Short task:
Transcribe all the records with complete accuracy.

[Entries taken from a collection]
---------------

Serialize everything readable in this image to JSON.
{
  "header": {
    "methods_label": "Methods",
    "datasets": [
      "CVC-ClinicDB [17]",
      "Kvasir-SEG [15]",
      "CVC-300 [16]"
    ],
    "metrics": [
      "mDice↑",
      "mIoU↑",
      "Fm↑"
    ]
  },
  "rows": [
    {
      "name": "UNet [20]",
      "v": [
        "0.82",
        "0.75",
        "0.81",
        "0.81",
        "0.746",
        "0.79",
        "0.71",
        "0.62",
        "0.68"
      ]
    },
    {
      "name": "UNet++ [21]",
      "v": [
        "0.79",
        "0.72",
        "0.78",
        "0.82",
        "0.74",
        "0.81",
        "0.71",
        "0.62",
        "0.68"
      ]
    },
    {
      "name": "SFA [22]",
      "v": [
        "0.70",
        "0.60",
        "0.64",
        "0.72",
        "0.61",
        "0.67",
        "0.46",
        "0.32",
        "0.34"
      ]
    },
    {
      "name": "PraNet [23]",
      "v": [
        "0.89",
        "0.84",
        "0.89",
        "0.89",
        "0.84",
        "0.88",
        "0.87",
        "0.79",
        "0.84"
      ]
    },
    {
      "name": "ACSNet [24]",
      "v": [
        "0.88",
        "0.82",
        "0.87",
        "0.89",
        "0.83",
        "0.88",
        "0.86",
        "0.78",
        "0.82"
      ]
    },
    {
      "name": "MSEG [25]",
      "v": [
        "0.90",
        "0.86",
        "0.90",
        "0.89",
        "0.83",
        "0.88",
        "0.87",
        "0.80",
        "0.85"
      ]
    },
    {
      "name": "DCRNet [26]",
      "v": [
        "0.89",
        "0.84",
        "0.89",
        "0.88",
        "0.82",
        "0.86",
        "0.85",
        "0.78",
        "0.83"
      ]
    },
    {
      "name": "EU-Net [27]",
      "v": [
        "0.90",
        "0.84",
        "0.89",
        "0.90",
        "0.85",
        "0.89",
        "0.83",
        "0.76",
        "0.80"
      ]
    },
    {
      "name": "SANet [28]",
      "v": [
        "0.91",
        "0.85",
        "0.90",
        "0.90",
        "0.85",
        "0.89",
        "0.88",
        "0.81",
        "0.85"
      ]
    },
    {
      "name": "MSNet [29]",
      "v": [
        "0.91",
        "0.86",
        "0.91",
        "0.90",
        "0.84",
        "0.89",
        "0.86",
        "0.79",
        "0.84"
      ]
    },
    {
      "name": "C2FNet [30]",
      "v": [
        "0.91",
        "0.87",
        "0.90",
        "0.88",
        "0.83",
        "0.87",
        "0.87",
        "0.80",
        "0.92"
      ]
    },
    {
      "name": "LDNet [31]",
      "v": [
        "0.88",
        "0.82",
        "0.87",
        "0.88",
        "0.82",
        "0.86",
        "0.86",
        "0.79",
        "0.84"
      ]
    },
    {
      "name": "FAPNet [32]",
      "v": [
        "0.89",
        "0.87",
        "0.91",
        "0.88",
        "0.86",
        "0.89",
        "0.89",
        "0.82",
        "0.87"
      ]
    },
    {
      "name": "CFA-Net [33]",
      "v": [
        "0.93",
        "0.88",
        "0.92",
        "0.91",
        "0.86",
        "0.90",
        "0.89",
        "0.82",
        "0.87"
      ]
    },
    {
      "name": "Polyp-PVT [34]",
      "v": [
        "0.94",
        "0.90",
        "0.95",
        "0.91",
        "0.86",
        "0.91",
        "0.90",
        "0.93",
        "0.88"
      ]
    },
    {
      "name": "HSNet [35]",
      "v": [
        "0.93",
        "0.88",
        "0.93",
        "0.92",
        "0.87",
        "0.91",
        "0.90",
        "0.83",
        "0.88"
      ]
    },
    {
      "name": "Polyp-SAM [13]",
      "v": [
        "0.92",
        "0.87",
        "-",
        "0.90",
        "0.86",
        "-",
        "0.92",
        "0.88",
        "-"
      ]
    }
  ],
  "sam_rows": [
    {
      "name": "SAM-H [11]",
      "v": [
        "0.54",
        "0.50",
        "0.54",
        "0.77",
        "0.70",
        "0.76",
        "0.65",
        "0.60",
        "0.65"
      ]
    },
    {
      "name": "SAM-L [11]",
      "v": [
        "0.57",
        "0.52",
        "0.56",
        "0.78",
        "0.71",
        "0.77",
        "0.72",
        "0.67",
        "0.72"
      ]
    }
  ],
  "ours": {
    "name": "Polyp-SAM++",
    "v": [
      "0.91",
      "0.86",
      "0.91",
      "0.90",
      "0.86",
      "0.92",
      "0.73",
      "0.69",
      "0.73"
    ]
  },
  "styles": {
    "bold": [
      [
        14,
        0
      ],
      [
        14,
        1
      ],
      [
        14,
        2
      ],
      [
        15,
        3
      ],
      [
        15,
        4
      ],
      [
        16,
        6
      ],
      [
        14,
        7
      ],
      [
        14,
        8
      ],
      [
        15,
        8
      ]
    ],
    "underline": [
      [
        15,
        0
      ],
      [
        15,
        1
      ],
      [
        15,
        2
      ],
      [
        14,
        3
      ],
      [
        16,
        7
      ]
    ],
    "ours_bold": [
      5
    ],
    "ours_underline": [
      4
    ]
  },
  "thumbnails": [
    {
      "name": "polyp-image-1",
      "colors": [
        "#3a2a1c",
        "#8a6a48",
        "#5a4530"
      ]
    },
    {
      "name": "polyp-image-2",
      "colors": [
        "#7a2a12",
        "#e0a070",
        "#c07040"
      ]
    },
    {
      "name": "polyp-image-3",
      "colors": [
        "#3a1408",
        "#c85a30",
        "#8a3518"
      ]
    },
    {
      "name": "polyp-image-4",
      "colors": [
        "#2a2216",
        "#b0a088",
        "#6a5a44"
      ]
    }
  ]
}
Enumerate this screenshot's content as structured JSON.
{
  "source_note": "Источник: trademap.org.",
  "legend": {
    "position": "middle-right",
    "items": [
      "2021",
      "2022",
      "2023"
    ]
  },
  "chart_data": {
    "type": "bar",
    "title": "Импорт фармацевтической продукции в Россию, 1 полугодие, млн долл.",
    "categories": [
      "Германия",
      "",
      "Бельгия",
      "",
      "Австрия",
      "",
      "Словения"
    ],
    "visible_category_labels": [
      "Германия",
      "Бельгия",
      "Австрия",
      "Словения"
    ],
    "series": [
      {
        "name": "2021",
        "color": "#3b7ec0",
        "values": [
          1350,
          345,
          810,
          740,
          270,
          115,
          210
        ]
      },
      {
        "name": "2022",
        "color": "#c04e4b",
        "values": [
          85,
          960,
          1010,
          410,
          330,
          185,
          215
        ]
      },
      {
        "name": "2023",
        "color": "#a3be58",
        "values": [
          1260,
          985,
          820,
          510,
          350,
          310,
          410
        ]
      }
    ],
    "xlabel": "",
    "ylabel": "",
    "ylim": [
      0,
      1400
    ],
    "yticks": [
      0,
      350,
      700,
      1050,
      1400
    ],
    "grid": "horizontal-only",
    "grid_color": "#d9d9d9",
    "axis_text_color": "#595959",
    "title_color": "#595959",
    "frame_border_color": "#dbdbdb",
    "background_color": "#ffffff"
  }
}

---------------

Completed task:
Serialize everything readable in this image to JSON.
{
  "header": {
    "methods_label": "Methods",
    "datasets": [
      "CVC-ClinicDB [17]",
      "Kvasir-SEG [15]",
      "CVC-300 [16]"
    ],
    "metrics": [
      "mDice↑",
      "mIoU↑",
      "Fm↑"
    ]
  },
  "rows": [
    {
      "name": "UNet [20]",
      "v": [
        "0.82",
        "0.75",
        "0.81",
        "0.81",
        "0.746",
        "0.79",
        "0.71",
        "0.62",
        "0.68"
      ]
    },
    {
      "name": "UNet++ [21]",
      "v": [
        "0.79",
        "0.72",
        "0.78",
        "0.82",
        "0.74",
        "0.81",
        "0.71",
        "0.62",
        "0.68"
      ]
    },
    {
      "name": "SFA [22]",
      "v": [
        "0.70",
        "0.60",
        "0.64",
        "0.72",
        "0.61",
        "0.67",
        "0.46",
        "0.32",
        "0.34"
      ]
    },
    {
      "name": "PraNet [23]",
      "v": [
        "0.89",
        "0.84",
        "0.89",
        "0.89",
        "0.84",
        "0.88",
        "0.87",
        "0.79",
        "0.84"
      ]
    },
    {
      "name": "ACSNet [24]",
      "v": [
        "0.88",
        "0.82",
        "0.87",
        "0.89",
        "0.83",
        "0.88",
        "0.86",
        "0.78",
        "0.82"
      ]
    },
    {
      "name": "MSEG [25]",
      "v": [
        "0.90",
        "0.86",
        "0.90",
        "0.89",
        "0.83",
        "0.88",
        "0.87",
        "0.80",
        "0.85"
      ]
    },
    {
      "name": "DCRNet [26]",
      "v": [
        "0.89",
        "0.84",
        "0.89",
        "0.88",
        "0.82",
        "0.86",
        "0.85",
        "0.78",
        "0.83"
      ]
    },
    {
      "name": "EU-Net [27]",
      "v": [
        "0.90",
        "0.84",
        "0.89",
        "0.90",
        "0.85",
        "0.89",
        "0.83",
        "0.76",
        "0.80"
      ]
    },
    {
      "name": "SANet [28]",
      "v": [
        "0.91",
        "0.85",
        "0.90",
        "0.90",
        "0.85",
        "0.89",
        "0.88",
        "0.81",
        "0.85"
      ]
    },
    {
      "name": "MSNet [29]",
      "v": [
        "0.91",
        "0.86",
        "0.91",
        "0.90",
        "0.84",
        "0.89",
        "0.86",
        "0.79",
        "0.84"
      ]
    },
    {
      "name": "C2FNet [30]",
      "v": [
        "0.91",
        "0.87",
        "0.90",
        "0.88",
        "0.83",
        "0.87",
        "0.87",
        "0.80",
        "0.92"
      ]
    },
    {
      "name": "LDNet [31]",
      "v": [
        "0.88",
        "0.82",
        "0.87",
        "0.88",
        "0.82",
        "0.86",
        "0.86",
        "0.79",
        "0.84"
      ]
    },
    {
      "name": "FAPNet [32]",
      "v": [
        "0.89",
        "0.87",
        "0.91",
        "0.88",
        "0.86",
        "0.89",
        "0.89",
        "0.82",
        "0.87"
      ]
    },
    {
      "name": "CFA-Net [33]",
      "v": [
        "0.93",
        "0.88",
        "0.92",
        "0.91",
        "0.86",
        "0.90",
        "0.89",
        "0.82",
        "0.87"
      ]
    },
    {
      "name": "Polyp-PVT [34]",
      "v": [
        "0.94",
        "0.90",
        "0.95",
        "0.91",
        "0.86",
        "0.91",
        "0.90",
        "0.93",
        "0.88"
      ]
    },
    {
      "name": "HSNet [35]",
      "v": [
        "0.93",
        "0.88",
        "0.93",
        "0.92",
        "0.87",
        "0.91",
        "0.90",
        "0.83",
        "0.88"
      ]
    },
    {
      "name": "Polyp-SAM [13]",
      "v": [
        "0.92",
        "0.87",
        "-",
        "0.90",
        "0.86",
        "-",
        "0.92",
        "0.88",
        "-"
      ]
    }
  ],
  "sam_rows": [
    {
      "name": "SAM-H [11]",
      "v": [
        "0.54",
        "0.50",
        "0.54",
        "0.77",
        "0.70",
        "0.76",
        "0.65",
        "0.60",
        "0.65"
      ]
    },
    {
      "name": "SAM-L [11]",
      "v": [
        "0.57",
        "0.52",
        "0.56",
        "0.78",
        "0.71",
        "0.77",
        "0.72",
        "0.67",
        "0.72"
      ]
    }
  ],
  "ours": {
    "name": "Polyp-SAM++",
    "v": [
      "0.91",
      "0.86",
      "0.91",
      "0.90",
      "0.86",
      "0.92",
      "0.73",
      "0.69",
      "0.73"
    ]
  },
  "styles": {
    "bold": [
      [
        14,
        0
      ],
      [
        14,
        1
      ],
      [
        14,
        2
      ],
      [
        15,
        3
      ],
      [
        15,
        4
      ],
      [
        16,
        6
      ],
      [
        14,
        7
      ],
      [
        14,
        8
      ],
      [
        15,
        8
      ]
    ],
    "underline": [
      [
        15,
        0
      ],
      [
        15,
        1
      ],
      [
        15,
        2
      ],
      [
        14,
        3
      ],
      [
        16,
        7
      ]
    ],
    "ours_bold": [
      5
    ],
    "ours_underline": [
      4
    ]
  },
  "thumbnails": [
    {
      "name": "polyp-image-1",
      "colors": [
        "#3a2a1c",
        "#8a6a48",
        "#5a4530"
      ]
    },
    {
      "name": "polyp-image-2",
      "colors": [
        "#7a2a12",
        "#e0a070",
        "#c07040"
      ]
    },
    {
      "name": "polyp-image-3",
      "colors": [
        "#3a1408",
        "#c85a30",
        "#8a3518"
      ]
    },
    {
      "name": "polyp-image-4",
      "colors": [
        "#2a2216",
        "#b0a088",
        "#6a5a44"
      ]
    }
  ]
}
Enumerate this screenshot's content as structured JSON.
{
  "source_note": "Источник: trademap.org.",
  "legend": {
    "position": "middle-right",
    "items": [
      "2021",
      "2022",
      "2023"
    ]
  },
  "chart_data": {
    "type": "bar",
    "title": "Импорт фармацевтической продукции в Россию, 1 полугодие, млн долл.",
    "categories": [
      "Германия",
      "",
      "Бельгия",
      "",
      "Австрия",
      "",
      "Словения"
    ],
    "visible_category_labels": [
      "Германия",
      "Бельгия",
      "Австрия",
      "Словения"
    ],
    "series": [
      {
        "name": "2021",
        "color": "#3b7ec0",
        "values": [
          1350,
          345,
          810,
          740,
          270,
          115,
          210
        ]
      },
      {
        "name": "2022",
        "color": "#c04e4b",
        "values": [
          85,
          960,
          1010,
          410,
          330,
          185,
          215
        ]
      },
      {
        "name": "2023",
        "color": "#a3be58",
        "values": [
          1260,
          985,
          820,
          510,
          350,
          310,
          410
        ]
      }
    ],
    "xlabel": "",
    "ylabel": "",
    "ylim": [
      0,
      1400
    ],
    "yticks": [
      0,
      350,
      700,
      1050,
      1400
    ],
    "grid": "horizontal-only",
    "grid_color": "#d9d9d9",
    "axis_text_color": "#595959",
    "title_color": "#595959",
    "frame_border_color": "#dbdbdb",
    "background_color": "#ffffff"
  }
}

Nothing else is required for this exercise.